Data shown:

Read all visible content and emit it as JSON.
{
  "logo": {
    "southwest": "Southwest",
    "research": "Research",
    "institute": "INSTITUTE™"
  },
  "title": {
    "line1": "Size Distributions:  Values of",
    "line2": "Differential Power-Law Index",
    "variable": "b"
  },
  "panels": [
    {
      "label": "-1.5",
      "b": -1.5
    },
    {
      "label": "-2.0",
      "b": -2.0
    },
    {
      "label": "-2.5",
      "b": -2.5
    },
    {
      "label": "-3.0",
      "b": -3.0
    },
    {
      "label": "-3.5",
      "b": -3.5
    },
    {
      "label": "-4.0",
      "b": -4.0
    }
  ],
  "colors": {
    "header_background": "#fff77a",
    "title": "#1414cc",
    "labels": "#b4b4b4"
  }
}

Given task: Reproduce the material above without altering a single character.

Output for this exercise:
Read all visible content and emit it as JSON.
{
  "logo": {
    "southwest": "Southwest",
    "research": "Research",
    "institute": "INSTITUTE™"
  },
  "title": {
    "line1": "Size Distributions:  Values of",
    "line2": "Differential Power-Law Index",
    "variable": "b"
  },
  "panels": [
    {
      "label": "-1.5",
      "b": -1.5
    },
    {
      "label": "-2.0",
      "b": -2.0
    },
    {
      "label": "-2.5",
      "b": -2.5
    },
    {
      "label": "-3.0",
      "b": -3.0
    },
    {
      "label": "-3.5",
      "b": -3.5
    },
    {
      "label": "-4.0",
      "b": -4.0
    }
  ],
  "colors": {
    "header_background": "#fff77a",
    "title": "#1414cc",
    "labels": "#b4b4b4"
  }
}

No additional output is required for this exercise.